**WHAT TO PRODUCE**
Pick out the lines below that include the string "React".

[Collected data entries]
_ _ _ _ _ _ _

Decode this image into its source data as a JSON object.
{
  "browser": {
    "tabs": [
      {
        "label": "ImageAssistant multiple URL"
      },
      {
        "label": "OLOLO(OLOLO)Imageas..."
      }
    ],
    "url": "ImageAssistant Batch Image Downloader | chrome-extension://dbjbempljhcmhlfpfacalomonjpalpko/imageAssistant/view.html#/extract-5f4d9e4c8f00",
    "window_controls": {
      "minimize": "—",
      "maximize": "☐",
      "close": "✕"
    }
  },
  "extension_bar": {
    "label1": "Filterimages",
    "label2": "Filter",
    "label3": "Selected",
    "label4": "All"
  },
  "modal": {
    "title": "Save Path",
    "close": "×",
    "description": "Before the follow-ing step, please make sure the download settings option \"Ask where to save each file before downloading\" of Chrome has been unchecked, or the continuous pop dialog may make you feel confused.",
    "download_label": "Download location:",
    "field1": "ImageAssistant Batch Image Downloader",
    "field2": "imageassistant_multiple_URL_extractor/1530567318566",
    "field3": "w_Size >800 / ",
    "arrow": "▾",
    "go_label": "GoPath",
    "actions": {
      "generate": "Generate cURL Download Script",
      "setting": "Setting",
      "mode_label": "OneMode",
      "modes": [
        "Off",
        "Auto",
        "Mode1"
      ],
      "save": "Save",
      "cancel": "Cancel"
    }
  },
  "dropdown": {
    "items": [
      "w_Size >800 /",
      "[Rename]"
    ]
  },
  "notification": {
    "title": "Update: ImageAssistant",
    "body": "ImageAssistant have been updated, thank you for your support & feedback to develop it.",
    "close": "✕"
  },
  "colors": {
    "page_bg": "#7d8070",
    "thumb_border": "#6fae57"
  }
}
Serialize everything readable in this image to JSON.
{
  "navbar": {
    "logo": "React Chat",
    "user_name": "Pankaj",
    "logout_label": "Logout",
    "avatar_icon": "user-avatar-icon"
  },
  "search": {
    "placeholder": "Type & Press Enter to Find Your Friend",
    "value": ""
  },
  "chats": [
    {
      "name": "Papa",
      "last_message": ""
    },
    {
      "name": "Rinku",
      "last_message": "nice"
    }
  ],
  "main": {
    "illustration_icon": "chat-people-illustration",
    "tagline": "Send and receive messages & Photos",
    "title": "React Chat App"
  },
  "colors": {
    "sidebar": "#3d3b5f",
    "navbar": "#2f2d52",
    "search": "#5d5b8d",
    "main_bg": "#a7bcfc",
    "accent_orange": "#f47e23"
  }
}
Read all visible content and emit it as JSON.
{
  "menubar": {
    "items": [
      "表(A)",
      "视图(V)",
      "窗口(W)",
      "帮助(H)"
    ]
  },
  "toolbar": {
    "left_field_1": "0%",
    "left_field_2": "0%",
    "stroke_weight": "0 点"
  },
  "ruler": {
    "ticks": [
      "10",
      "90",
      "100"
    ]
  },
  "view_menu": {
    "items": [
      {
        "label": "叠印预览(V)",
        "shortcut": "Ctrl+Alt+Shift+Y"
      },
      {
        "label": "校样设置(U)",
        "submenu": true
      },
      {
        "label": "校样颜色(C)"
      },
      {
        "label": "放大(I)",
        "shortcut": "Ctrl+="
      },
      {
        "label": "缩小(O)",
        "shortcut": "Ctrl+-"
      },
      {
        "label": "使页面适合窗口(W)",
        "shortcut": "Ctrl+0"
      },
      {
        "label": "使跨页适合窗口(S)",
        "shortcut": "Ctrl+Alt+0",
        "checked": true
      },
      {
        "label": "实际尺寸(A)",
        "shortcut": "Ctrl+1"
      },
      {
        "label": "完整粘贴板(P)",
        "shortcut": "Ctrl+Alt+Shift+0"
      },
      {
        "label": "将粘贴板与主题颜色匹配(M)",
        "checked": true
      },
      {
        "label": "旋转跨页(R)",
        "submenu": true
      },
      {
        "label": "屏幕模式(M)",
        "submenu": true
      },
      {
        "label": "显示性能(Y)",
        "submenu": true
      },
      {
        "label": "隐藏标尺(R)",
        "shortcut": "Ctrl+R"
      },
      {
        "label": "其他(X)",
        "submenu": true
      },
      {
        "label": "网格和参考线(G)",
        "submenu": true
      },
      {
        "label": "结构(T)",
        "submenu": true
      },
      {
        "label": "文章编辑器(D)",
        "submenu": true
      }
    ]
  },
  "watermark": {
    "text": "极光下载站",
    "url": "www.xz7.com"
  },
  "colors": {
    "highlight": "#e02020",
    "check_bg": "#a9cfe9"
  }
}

_ _ _ _ _ _ _

**WRITTEN RESPONSE**
    "logo": "React Chat",
    "title": "React Chat App"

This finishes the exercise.